## [Challenge]
Which lines hold the word "Bering"? Show each of them.

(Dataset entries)
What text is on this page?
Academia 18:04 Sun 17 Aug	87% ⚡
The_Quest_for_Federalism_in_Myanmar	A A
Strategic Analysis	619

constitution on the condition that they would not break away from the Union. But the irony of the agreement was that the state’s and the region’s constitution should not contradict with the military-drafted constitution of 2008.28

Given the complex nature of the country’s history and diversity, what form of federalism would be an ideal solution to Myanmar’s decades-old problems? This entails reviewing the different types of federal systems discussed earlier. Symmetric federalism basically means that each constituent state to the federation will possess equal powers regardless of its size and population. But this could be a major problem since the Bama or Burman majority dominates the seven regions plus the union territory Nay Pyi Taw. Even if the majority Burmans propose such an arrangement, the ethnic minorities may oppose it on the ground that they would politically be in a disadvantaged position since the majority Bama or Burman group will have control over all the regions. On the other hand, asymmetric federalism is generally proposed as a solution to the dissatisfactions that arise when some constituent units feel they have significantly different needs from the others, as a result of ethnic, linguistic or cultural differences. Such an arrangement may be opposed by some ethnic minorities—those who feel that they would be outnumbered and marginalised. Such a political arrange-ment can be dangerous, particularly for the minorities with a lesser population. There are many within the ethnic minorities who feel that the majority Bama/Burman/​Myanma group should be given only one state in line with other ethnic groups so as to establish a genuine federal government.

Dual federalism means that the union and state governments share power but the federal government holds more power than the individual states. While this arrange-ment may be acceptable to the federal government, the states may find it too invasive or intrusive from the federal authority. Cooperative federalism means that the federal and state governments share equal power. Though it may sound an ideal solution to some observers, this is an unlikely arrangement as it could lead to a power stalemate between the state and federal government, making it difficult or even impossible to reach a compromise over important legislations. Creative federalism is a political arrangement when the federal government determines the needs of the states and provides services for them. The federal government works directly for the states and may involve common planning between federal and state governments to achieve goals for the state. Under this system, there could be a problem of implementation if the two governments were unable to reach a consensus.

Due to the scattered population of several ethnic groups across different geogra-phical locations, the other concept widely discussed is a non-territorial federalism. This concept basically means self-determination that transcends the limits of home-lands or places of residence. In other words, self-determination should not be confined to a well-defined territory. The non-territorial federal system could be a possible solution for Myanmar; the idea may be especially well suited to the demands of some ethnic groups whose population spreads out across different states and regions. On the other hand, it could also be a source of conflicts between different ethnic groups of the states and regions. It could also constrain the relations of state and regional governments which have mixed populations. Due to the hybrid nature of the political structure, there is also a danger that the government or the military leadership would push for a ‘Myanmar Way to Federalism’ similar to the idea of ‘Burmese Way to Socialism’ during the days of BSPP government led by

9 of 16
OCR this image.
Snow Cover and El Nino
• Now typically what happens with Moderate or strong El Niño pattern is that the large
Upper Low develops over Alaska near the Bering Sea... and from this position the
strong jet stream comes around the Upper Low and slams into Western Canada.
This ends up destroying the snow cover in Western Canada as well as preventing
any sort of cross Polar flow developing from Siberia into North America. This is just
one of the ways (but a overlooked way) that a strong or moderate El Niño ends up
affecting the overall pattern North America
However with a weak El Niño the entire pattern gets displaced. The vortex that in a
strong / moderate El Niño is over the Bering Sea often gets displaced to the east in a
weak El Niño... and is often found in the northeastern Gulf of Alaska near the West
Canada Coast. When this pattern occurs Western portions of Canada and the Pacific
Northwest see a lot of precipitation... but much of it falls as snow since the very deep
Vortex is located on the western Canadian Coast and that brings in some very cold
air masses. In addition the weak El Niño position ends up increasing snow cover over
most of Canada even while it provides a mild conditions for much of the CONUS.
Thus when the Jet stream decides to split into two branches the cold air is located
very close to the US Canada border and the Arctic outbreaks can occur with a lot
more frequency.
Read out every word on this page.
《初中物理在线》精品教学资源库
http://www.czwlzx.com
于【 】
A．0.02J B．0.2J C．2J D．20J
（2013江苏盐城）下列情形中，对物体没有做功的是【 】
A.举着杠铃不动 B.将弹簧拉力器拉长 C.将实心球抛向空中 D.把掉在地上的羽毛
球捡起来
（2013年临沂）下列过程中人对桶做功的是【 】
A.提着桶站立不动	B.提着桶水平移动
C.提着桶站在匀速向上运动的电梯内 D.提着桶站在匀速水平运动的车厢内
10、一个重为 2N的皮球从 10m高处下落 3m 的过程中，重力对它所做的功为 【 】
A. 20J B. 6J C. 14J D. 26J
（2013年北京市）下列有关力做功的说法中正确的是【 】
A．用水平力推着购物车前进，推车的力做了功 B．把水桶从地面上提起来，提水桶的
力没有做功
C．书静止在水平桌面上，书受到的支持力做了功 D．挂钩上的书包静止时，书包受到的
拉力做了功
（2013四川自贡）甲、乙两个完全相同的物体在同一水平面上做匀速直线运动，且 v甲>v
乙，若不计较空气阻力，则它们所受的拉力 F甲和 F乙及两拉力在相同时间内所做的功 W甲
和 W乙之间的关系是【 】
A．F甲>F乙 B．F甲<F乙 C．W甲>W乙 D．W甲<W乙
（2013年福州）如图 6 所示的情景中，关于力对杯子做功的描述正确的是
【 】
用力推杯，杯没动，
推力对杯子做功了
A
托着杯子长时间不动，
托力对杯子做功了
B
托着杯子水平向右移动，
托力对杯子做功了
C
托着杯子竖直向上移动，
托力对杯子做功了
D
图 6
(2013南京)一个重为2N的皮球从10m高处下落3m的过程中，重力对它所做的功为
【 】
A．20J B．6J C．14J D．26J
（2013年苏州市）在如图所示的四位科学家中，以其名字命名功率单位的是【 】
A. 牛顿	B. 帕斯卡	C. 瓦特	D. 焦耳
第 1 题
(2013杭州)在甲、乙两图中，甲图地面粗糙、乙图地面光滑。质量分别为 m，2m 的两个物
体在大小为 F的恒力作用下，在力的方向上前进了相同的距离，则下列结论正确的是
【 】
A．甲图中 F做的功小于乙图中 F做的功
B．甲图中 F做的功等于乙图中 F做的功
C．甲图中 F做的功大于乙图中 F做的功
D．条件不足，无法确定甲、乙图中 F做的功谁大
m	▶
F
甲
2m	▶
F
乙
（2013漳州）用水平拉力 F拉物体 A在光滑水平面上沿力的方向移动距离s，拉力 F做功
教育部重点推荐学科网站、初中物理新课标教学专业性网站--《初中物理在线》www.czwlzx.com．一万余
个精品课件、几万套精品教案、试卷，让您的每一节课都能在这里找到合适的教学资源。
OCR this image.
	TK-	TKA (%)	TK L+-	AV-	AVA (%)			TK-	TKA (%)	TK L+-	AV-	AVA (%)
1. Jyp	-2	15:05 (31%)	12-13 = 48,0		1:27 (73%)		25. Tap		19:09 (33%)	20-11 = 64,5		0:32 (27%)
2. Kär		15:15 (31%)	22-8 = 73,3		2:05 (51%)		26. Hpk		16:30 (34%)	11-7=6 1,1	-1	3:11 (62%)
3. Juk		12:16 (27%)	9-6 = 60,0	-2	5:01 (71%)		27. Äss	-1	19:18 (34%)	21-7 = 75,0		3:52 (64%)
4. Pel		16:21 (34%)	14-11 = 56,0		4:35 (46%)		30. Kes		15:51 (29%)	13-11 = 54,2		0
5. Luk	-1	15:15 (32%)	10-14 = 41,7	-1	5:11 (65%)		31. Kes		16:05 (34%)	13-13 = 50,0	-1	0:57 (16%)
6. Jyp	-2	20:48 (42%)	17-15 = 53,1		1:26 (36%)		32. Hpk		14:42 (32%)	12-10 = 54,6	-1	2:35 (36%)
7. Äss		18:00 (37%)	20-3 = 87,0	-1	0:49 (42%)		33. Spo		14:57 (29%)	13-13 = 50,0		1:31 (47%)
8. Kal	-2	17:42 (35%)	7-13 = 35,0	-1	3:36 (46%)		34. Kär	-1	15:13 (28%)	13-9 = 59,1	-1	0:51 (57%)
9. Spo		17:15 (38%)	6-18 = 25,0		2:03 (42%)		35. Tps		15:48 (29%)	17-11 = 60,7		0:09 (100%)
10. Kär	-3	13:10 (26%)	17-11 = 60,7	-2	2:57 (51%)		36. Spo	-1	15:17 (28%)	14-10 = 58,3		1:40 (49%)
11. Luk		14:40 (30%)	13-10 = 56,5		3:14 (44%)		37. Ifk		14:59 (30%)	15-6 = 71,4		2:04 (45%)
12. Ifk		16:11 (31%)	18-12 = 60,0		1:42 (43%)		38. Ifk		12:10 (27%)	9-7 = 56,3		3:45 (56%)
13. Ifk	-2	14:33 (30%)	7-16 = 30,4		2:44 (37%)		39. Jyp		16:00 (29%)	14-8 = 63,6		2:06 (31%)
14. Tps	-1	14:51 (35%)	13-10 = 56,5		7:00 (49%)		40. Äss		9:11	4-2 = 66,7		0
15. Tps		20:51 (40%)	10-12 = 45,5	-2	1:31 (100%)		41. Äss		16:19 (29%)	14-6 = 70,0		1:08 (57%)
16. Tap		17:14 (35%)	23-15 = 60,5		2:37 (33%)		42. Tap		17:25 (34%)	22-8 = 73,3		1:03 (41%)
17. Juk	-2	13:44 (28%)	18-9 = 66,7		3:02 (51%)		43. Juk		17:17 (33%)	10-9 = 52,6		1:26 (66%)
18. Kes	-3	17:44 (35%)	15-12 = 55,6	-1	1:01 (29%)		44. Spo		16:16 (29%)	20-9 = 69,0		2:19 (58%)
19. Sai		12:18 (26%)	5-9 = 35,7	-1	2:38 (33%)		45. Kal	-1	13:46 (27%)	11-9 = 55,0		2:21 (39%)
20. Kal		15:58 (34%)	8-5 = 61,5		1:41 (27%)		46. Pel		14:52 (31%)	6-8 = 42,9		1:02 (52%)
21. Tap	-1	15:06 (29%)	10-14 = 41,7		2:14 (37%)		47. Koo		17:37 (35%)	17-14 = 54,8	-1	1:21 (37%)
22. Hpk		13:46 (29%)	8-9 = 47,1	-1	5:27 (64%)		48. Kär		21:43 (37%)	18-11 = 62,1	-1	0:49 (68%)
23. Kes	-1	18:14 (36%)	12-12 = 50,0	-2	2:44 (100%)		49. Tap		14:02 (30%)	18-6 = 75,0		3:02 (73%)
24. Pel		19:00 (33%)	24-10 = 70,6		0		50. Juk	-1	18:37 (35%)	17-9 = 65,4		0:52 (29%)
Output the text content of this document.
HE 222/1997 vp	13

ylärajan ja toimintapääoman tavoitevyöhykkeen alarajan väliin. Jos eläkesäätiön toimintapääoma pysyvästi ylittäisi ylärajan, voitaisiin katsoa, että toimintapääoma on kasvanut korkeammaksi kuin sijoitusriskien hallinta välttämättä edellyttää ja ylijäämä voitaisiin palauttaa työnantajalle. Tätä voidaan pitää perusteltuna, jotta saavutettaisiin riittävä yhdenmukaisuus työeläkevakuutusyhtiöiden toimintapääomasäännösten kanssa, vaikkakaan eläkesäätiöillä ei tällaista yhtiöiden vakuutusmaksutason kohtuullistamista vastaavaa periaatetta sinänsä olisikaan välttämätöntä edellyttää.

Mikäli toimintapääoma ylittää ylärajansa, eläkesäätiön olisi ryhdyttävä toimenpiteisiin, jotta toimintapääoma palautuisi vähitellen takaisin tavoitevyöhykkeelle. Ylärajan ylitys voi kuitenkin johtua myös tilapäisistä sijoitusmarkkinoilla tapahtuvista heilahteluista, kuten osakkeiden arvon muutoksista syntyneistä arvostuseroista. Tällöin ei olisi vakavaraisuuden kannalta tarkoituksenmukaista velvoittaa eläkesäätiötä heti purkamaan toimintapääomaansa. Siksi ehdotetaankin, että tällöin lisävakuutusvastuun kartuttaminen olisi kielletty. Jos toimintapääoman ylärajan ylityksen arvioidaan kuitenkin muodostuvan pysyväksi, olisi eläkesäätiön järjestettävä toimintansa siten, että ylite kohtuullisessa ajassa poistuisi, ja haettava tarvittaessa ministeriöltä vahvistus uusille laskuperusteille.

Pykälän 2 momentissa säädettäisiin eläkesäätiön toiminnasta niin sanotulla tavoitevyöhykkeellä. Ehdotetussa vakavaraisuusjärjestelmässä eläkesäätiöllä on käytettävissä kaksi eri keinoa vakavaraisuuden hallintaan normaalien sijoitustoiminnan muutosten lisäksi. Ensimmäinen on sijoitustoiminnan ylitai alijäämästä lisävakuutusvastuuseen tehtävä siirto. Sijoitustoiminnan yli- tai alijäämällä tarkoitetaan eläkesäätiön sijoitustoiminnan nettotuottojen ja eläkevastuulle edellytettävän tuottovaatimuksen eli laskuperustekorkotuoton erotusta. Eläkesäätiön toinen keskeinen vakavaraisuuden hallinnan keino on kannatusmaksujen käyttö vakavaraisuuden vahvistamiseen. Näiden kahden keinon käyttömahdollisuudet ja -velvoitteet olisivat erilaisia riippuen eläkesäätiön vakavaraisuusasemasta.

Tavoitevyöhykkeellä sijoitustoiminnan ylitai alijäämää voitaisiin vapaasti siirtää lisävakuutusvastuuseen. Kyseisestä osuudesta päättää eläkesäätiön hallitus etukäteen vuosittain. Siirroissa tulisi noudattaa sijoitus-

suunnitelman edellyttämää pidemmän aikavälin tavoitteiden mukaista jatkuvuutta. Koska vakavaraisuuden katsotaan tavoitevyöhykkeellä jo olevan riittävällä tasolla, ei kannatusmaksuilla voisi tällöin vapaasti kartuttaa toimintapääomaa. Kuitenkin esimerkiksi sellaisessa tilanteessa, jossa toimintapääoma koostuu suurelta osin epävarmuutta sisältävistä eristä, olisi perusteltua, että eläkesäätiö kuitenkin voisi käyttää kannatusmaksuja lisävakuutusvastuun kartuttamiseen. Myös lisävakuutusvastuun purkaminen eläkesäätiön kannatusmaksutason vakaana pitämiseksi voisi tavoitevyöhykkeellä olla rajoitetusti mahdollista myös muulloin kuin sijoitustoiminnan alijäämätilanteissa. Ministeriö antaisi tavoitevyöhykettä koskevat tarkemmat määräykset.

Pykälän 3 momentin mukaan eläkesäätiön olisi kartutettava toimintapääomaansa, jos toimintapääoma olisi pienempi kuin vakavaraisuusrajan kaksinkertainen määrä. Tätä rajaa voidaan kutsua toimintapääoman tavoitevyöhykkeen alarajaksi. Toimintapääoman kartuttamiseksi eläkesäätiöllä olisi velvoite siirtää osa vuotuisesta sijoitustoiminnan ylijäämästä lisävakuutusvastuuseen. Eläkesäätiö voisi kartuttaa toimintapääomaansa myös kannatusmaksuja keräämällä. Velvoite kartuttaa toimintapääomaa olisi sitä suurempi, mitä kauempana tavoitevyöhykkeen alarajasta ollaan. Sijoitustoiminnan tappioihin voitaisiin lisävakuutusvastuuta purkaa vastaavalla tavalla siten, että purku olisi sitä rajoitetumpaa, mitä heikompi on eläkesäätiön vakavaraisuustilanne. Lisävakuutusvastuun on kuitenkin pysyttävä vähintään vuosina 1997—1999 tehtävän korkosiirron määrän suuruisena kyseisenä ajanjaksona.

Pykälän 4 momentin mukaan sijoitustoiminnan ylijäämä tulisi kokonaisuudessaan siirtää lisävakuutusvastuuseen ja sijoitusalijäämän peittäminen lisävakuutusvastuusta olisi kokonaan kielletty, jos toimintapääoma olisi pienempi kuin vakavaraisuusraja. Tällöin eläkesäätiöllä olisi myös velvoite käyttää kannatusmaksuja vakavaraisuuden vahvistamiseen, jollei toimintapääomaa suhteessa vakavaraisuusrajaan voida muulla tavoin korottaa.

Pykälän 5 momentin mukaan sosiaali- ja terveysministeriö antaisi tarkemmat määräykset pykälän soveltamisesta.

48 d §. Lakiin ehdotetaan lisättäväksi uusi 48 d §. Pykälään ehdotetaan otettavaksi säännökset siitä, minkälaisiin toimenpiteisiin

## [Correct output]
Upper Low develops over Alaska near the Bering Sea... and from this position the
strong / moderate El Niño is over the Bering Sea often gets displaced to the east in a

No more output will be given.